**Exercise directions**
Identify all lines of the data containing the string "with" and copy them.

**Data to process**

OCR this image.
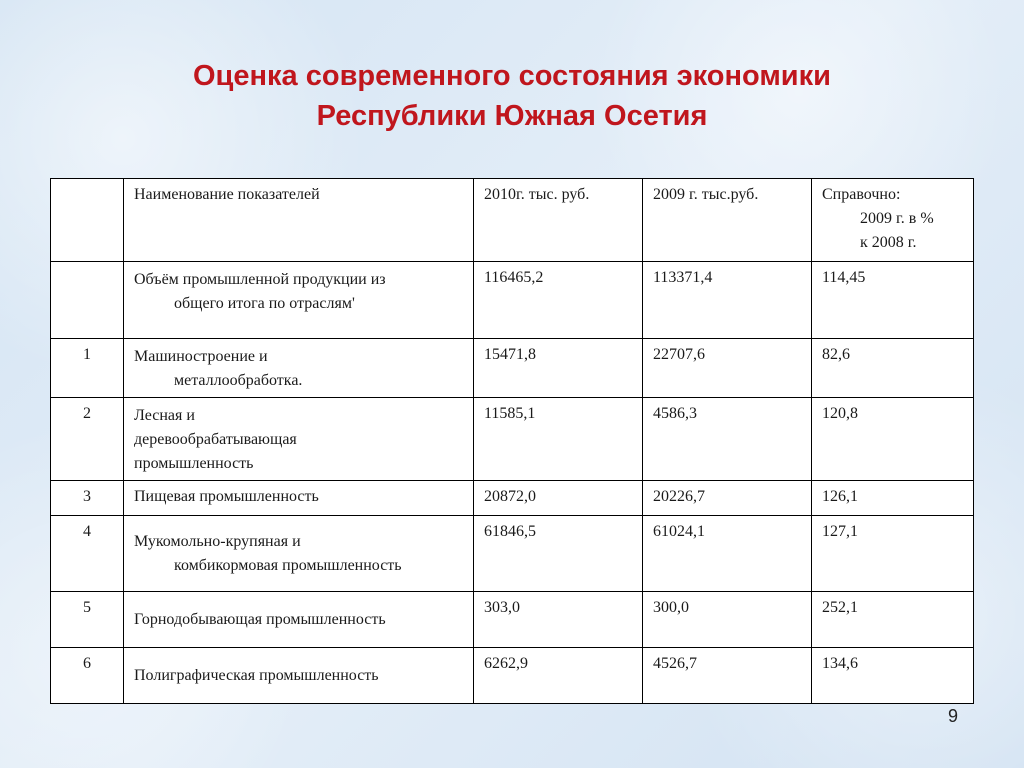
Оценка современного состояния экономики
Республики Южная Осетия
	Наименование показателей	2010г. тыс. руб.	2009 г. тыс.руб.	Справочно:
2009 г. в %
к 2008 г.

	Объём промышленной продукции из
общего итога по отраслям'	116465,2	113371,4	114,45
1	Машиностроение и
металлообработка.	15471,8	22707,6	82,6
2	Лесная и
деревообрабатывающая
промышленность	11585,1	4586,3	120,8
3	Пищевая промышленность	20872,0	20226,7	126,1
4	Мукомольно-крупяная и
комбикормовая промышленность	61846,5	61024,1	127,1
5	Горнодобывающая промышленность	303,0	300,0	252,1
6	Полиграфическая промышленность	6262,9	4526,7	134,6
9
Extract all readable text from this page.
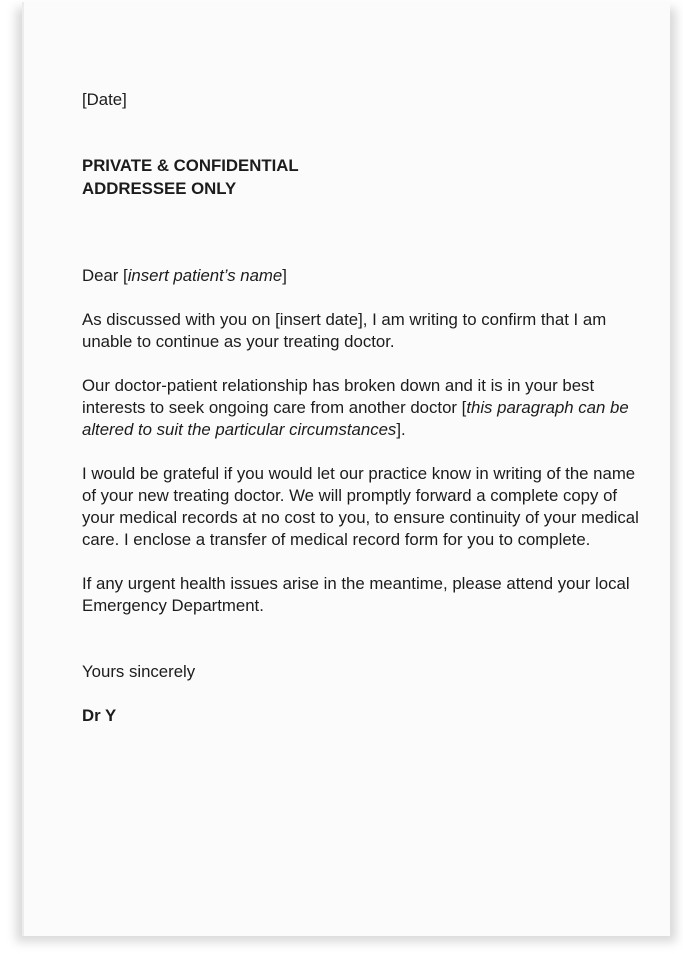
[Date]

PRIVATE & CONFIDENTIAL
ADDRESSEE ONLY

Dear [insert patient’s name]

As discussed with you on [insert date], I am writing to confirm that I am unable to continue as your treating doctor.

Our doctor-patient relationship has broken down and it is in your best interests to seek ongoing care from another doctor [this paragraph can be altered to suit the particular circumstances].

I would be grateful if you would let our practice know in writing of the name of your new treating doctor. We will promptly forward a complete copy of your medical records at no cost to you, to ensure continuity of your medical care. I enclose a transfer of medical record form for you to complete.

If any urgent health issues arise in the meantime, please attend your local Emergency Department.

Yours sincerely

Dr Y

==

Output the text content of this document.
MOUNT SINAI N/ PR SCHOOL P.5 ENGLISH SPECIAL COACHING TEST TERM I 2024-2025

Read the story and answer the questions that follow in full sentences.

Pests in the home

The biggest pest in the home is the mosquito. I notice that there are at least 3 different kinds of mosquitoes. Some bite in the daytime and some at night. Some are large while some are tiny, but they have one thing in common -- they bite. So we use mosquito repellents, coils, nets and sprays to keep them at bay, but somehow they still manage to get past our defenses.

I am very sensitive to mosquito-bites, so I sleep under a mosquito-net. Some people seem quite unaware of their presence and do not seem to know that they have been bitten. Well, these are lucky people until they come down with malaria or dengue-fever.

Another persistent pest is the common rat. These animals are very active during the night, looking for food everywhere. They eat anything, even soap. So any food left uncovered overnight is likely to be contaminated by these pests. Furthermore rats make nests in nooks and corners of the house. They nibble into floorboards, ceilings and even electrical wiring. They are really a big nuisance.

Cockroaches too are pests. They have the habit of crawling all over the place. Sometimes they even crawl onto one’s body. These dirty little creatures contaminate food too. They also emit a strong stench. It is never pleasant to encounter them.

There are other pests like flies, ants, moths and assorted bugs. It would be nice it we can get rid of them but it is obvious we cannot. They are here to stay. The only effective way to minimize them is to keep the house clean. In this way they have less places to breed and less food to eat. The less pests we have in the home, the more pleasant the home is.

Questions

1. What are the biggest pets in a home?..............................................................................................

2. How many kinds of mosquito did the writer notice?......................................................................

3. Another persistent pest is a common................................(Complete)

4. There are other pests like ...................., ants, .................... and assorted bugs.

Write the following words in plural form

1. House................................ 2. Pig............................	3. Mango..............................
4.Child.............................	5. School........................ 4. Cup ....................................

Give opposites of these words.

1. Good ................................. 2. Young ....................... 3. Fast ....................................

**Full solution**
As discussed with you on [insert date], I am writing to confirm that I am unable to continue as your treating doctor.
I am very sensitive to mosquito-bites, so I sleep under a mosquito-net. Some people seem quite unaware of their presence and do not seem to know that they have been bitten. Well, these are lucky people until they come down with malaria or dengue-fever.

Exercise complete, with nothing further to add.